▶ **WHAT IS BEING ASKED**
Return the full listing exactly as it is written.

▶ **ITEMS**
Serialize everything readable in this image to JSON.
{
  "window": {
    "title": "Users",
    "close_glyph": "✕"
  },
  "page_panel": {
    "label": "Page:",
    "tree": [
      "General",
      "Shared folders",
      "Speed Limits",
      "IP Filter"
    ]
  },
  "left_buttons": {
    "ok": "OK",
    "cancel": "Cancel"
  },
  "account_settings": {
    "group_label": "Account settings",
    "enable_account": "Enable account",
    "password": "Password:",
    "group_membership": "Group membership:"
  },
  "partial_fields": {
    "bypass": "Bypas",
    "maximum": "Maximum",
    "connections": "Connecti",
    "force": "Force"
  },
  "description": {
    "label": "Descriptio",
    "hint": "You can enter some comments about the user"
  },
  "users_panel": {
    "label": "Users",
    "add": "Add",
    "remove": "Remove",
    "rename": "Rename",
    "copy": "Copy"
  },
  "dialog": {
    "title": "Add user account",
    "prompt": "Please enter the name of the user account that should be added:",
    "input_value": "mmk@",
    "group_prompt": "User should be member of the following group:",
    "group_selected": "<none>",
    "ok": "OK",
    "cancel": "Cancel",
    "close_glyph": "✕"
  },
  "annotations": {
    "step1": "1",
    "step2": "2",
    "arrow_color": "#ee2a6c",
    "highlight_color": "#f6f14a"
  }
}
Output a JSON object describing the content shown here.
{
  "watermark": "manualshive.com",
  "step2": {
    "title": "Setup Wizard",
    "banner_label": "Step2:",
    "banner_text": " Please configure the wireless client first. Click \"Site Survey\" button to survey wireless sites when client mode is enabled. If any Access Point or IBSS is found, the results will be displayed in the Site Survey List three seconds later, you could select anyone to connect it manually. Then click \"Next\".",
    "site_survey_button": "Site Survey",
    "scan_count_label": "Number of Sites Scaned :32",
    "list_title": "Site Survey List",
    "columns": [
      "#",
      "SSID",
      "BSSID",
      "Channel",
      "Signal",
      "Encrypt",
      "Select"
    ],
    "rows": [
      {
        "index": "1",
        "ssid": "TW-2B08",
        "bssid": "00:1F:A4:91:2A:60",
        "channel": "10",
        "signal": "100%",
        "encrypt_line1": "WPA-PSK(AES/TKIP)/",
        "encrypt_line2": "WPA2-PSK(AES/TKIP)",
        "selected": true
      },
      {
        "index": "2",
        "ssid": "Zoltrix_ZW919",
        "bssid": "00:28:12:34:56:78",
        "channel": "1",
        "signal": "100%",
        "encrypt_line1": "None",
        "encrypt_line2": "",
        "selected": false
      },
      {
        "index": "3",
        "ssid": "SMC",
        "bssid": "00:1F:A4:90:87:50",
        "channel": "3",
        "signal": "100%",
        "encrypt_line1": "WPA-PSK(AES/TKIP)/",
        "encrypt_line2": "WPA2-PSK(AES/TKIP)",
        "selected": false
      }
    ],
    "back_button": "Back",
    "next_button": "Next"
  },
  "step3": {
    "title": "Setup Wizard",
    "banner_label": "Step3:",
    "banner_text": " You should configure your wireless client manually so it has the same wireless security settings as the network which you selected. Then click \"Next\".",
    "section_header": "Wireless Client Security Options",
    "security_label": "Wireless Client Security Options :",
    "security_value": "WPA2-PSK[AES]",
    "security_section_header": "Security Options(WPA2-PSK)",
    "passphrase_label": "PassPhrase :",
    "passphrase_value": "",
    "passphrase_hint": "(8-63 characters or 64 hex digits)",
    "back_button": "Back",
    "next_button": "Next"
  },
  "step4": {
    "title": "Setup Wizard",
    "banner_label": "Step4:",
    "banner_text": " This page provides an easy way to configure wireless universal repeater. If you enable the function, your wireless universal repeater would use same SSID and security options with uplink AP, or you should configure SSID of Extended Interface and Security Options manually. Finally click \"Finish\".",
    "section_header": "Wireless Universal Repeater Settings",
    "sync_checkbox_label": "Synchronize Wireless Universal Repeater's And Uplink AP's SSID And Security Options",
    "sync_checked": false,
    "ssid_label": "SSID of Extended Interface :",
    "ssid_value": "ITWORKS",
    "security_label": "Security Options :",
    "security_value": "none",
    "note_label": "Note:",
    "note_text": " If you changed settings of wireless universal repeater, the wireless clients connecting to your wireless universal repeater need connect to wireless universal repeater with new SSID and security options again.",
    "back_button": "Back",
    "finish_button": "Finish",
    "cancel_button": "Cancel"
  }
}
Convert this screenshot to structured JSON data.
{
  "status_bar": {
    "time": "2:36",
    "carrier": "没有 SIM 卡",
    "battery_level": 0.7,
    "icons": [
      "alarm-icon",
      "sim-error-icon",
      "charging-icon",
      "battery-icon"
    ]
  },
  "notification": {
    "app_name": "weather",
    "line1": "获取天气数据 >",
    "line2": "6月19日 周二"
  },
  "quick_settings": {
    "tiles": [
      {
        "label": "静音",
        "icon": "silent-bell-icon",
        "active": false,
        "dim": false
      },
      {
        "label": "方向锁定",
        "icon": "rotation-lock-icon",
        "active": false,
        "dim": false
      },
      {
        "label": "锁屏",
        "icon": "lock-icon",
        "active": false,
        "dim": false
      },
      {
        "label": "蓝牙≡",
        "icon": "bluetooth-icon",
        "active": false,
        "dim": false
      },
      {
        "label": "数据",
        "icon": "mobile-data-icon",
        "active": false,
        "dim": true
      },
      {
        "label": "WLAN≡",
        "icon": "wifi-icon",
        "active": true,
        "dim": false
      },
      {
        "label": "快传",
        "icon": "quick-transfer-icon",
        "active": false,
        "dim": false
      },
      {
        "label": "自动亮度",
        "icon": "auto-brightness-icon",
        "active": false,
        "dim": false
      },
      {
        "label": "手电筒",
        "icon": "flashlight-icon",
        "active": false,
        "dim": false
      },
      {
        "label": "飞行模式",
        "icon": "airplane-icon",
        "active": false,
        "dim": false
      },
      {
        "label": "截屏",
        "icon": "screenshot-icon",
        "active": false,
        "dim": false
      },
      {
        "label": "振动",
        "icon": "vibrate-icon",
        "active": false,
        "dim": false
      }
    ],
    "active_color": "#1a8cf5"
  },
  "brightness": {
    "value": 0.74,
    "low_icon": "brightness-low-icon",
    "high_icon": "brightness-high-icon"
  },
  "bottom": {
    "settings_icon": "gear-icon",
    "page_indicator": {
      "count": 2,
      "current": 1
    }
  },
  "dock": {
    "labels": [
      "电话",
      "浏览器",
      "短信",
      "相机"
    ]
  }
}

▶ **WRITTEN SOLUTION**
Serialize everything readable in this image to JSON.
{
  "window": {
    "title": "Users",
    "close_glyph": "✕"
  },
  "page_panel": {
    "label": "Page:",
    "tree": [
      "General",
      "Shared folders",
      "Speed Limits",
      "IP Filter"
    ]
  },
  "left_buttons": {
    "ok": "OK",
    "cancel": "Cancel"
  },
  "account_settings": {
    "group_label": "Account settings",
    "enable_account": "Enable account",
    "password": "Password:",
    "group_membership": "Group membership:"
  },
  "partial_fields": {
    "bypass": "Bypas",
    "maximum": "Maximum",
    "connections": "Connecti",
    "force": "Force"
  },
  "description": {
    "label": "Descriptio",
    "hint": "You can enter some comments about the user"
  },
  "users_panel": {
    "label": "Users",
    "add": "Add",
    "remove": "Remove",
    "rename": "Rename",
    "copy": "Copy"
  },
  "dialog": {
    "title": "Add user account",
    "prompt": "Please enter the name of the user account that should be added:",
    "input_value": "mmk@",
    "group_prompt": "User should be member of the following group:",
    "group_selected": "<none>",
    "ok": "OK",
    "cancel": "Cancel",
    "close_glyph": "✕"
  },
  "annotations": {
    "step1": "1",
    "step2": "2",
    "arrow_color": "#ee2a6c",
    "highlight_color": "#f6f14a"
  }
}
Output a JSON object describing the content shown here.
{
  "watermark": "manualshive.com",
  "step2": {
    "title": "Setup Wizard",
    "banner_label": "Step2:",
    "banner_text": " Please configure the wireless client first. Click \"Site Survey\" button to survey wireless sites when client mode is enabled. If any Access Point or IBSS is found, the results will be displayed in the Site Survey List three seconds later, you could select anyone to connect it manually. Then click \"Next\".",
    "site_survey_button": "Site Survey",
    "scan_count_label": "Number of Sites Scaned :32",
    "list_title": "Site Survey List",
    "columns": [
      "#",
      "SSID",
      "BSSID",
      "Channel",
      "Signal",
      "Encrypt",
      "Select"
    ],
    "rows": [
      {
        "index": "1",
        "ssid": "TW-2B08",
        "bssid": "00:1F:A4:91:2A:60",
        "channel": "10",
        "signal": "100%",
        "encrypt_line1": "WPA-PSK(AES/TKIP)/",
        "encrypt_line2": "WPA2-PSK(AES/TKIP)",
        "selected": true
      },
      {
        "index": "2",
        "ssid": "Zoltrix_ZW919",
        "bssid": "00:28:12:34:56:78",
        "channel": "1",
        "signal": "100%",
        "encrypt_line1": "None",
        "encrypt_line2": "",
        "selected": false
      },
      {
        "index": "3",
        "ssid": "SMC",
        "bssid": "00:1F:A4:90:87:50",
        "channel": "3",
        "signal": "100%",
        "encrypt_line1": "WPA-PSK(AES/TKIP)/",
        "encrypt_line2": "WPA2-PSK(AES/TKIP)",
        "selected": false
      }
    ],
    "back_button": "Back",
    "next_button": "Next"
  },
  "step3": {
    "title": "Setup Wizard",
    "banner_label": "Step3:",
    "banner_text": " You should configure your wireless client manually so it has the same wireless security settings as the network which you selected. Then click \"Next\".",
    "section_header": "Wireless Client Security Options",
    "security_label": "Wireless Client Security Options :",
    "security_value": "WPA2-PSK[AES]",
    "security_section_header": "Security Options(WPA2-PSK)",
    "passphrase_label": "PassPhrase :",
    "passphrase_value": "",
    "passphrase_hint": "(8-63 characters or 64 hex digits)",
    "back_button": "Back",
    "next_button": "Next"
  },
  "step4": {
    "title": "Setup Wizard",
    "banner_label": "Step4:",
    "banner_text": " This page provides an easy way to configure wireless universal repeater. If you enable the function, your wireless universal repeater would use same SSID and security options with uplink AP, or you should configure SSID of Extended Interface and Security Options manually. Finally click \"Finish\".",
    "section_header": "Wireless Universal Repeater Settings",
    "sync_checkbox_label": "Synchronize Wireless Universal Repeater's And Uplink AP's SSID And Security Options",
    "sync_checked": false,
    "ssid_label": "SSID of Extended Interface :",
    "ssid_value": "ITWORKS",
    "security_label": "Security Options :",
    "security_value": "none",
    "note_label": "Note:",
    "note_text": " If you changed settings of wireless universal repeater, the wireless clients connecting to your wireless universal repeater need connect to wireless universal repeater with new SSID and security options again.",
    "back_button": "Back",
    "finish_button": "Finish",
    "cancel_button": "Cancel"
  }
}
Convert this screenshot to structured JSON data.
{
  "status_bar": {
    "time": "2:36",
    "carrier": "没有 SIM 卡",
    "battery_level": 0.7,
    "icons": [
      "alarm-icon",
      "sim-error-icon",
      "charging-icon",
      "battery-icon"
    ]
  },
  "notification": {
    "app_name": "weather",
    "line1": "获取天气数据 >",
    "line2": "6月19日 周二"
  },
  "quick_settings": {
    "tiles": [
      {
        "label": "静音",
        "icon": "silent-bell-icon",
        "active": false,
        "dim": false
      },
      {
        "label": "方向锁定",
        "icon": "rotation-lock-icon",
        "active": false,
        "dim": false
      },
      {
        "label": "锁屏",
        "icon": "lock-icon",
        "active": false,
        "dim": false
      },
      {
        "label": "蓝牙≡",
        "icon": "bluetooth-icon",
        "active": false,
        "dim": false
      },
      {
        "label": "数据",
        "icon": "mobile-data-icon",
        "active": false,
        "dim": true
      },
      {
        "label": "WLAN≡",
        "icon": "wifi-icon",
        "active": true,
        "dim": false
      },
      {
        "label": "快传",
        "icon": "quick-transfer-icon",
        "active": false,
        "dim": false
      },
      {
        "label": "自动亮度",
        "icon": "auto-brightness-icon",
        "active": false,
        "dim": false
      },
      {
        "label": "手电筒",
        "icon": "flashlight-icon",
        "active": false,
        "dim": false
      },
      {
        "label": "飞行模式",
        "icon": "airplane-icon",
        "active": false,
        "dim": false
      },
      {
        "label": "截屏",
        "icon": "screenshot-icon",
        "active": false,
        "dim": false
      },
      {
        "label": "振动",
        "icon": "vibrate-icon",
        "active": false,
        "dim": false
      }
    ],
    "active_color": "#1a8cf5"
  },
  "brightness": {
    "value": 0.74,
    "low_icon": "brightness-low-icon",
    "high_icon": "brightness-high-icon"
  },
  "bottom": {
    "settings_icon": "gear-icon",
    "page_indicator": {
      "count": 2,
      "current": 1
    }
  },
  "dock": {
    "labels": [
      "电话",
      "浏览器",
      "短信",
      "相机"
    ]
  }
}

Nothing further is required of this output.